元の本文
^^^^

間もなく公開される『DUNE/デューン 砂の惑星』のような超大作に限らず、SF映画の長い歴史には、様々なタイプの名作、秀作、異色作がたくさん! そこでSF映画を愛する評論家の方々に『私の愛するSF映画』ベスト3を尋ねてみました。
カバー画像:『時計仕掛けのオレンジ』(1971)

“SF映画の祖母”、そしてウェルズ、ディックの原作もの/北島明弘

マイ・ベスト3

  • 『アエリータ』(1924)
  • 『宇宙戦争』(1953)
  • 『トータル・リコール』(1990)
画像: 『アエリータ』(1924)

『アエリータ』(1924)

^^^^

(データ集から取り出した行)

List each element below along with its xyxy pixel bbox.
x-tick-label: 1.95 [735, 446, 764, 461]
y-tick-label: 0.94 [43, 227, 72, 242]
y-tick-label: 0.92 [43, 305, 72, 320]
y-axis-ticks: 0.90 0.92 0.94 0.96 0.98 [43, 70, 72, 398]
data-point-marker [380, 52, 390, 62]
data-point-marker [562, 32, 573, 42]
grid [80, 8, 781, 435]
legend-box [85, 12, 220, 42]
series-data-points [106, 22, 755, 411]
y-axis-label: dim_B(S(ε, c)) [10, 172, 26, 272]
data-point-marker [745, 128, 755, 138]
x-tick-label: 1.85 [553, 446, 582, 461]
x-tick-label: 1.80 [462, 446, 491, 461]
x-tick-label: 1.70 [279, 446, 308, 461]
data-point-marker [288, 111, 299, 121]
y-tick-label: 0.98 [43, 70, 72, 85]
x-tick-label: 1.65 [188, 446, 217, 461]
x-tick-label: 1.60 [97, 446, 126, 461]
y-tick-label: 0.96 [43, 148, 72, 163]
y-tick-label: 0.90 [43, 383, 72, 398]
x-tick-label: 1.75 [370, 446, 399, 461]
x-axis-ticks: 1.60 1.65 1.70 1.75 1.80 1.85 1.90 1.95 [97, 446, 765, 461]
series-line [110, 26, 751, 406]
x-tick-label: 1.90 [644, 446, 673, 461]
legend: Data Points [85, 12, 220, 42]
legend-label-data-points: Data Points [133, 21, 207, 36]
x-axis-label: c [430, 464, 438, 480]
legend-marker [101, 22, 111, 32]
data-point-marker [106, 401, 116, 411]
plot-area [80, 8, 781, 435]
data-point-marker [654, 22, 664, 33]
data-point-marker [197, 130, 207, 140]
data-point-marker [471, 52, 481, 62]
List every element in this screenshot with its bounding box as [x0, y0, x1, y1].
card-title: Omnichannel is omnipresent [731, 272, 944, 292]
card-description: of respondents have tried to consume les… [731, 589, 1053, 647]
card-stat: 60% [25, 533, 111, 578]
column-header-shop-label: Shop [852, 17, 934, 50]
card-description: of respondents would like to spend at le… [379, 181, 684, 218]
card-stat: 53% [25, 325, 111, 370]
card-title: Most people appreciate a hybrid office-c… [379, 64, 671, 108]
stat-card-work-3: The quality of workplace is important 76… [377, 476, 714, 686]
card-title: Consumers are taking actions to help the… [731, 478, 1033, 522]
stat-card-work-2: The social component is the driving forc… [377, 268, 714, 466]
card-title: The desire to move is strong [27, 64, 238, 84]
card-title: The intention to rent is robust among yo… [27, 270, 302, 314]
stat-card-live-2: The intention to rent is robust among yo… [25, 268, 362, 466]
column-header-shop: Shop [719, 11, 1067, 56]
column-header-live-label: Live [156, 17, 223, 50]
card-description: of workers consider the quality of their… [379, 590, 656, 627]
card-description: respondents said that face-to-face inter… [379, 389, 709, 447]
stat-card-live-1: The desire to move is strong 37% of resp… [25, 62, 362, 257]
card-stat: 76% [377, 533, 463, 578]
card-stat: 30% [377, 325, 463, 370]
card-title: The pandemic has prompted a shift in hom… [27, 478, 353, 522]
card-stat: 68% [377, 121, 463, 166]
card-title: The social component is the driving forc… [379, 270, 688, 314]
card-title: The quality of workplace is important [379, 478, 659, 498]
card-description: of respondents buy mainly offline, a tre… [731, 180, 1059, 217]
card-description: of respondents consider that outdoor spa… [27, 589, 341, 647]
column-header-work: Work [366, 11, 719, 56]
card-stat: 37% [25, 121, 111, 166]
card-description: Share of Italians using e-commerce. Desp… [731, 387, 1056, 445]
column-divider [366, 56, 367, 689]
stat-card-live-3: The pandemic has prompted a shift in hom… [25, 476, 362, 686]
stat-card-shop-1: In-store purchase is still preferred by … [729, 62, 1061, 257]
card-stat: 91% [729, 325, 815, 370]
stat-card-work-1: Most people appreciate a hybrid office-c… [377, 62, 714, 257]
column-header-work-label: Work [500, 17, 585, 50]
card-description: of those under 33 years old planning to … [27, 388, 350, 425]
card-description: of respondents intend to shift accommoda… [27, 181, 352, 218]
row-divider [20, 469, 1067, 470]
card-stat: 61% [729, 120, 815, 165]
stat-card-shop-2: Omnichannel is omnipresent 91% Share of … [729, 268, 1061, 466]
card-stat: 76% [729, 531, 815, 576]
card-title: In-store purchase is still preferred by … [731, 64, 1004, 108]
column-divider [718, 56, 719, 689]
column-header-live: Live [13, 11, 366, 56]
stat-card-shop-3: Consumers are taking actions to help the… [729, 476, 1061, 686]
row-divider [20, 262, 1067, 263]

^^^^

依頼内容
SF映画のベスト3を紹介する本文を、最後の行のあとから書き進めてもらえますか?

期待される回答
アレクセイ・トルストイの小説を基に、ソ連で1924年に作られた『アエリ―タ』。技師のローシはロケットで火星へ。地球の様子を望遠鏡で観察してローシに恋していたという火星の王女アエリ―タは、奴隷の反乱を支援するが、それも権力掌握の手段に過ぎなかった。

宇宙旅行、火星のデコール、奇抜な衣装がユニークで、アメリカのSFイラスト、連続活劇に多大な影響を与えた。連続活劇は現在に至るSF映画ブームの火付け役『スター・ウォーズ』(1977)のベースの一つだから、『アエリ―タ』はSF映画の祖母といえる。

画像: 『宇宙戦争』(1953)

『宇宙戦争』(1953)

SF小説の父H・G・ウェルズの小説を基に、近代SF映画の父ジョージ・パルが1953年に製作したのが『宇宙戦争』。死の星と化した火星が小型宇宙船で地球を侵略してきた。宇宙船の造形(日系人アルバート・ノザキが担当)、殺人光線の特殊視覚・音響効果、おむすび頭で大きな目の火星人、逃げ惑う地球人と見せ場も多い。この頃本格的になってきたカラー画面が効果を高めていた。

画像: 『トータル・リコール』(1990)

『トータル・リコール』(1990)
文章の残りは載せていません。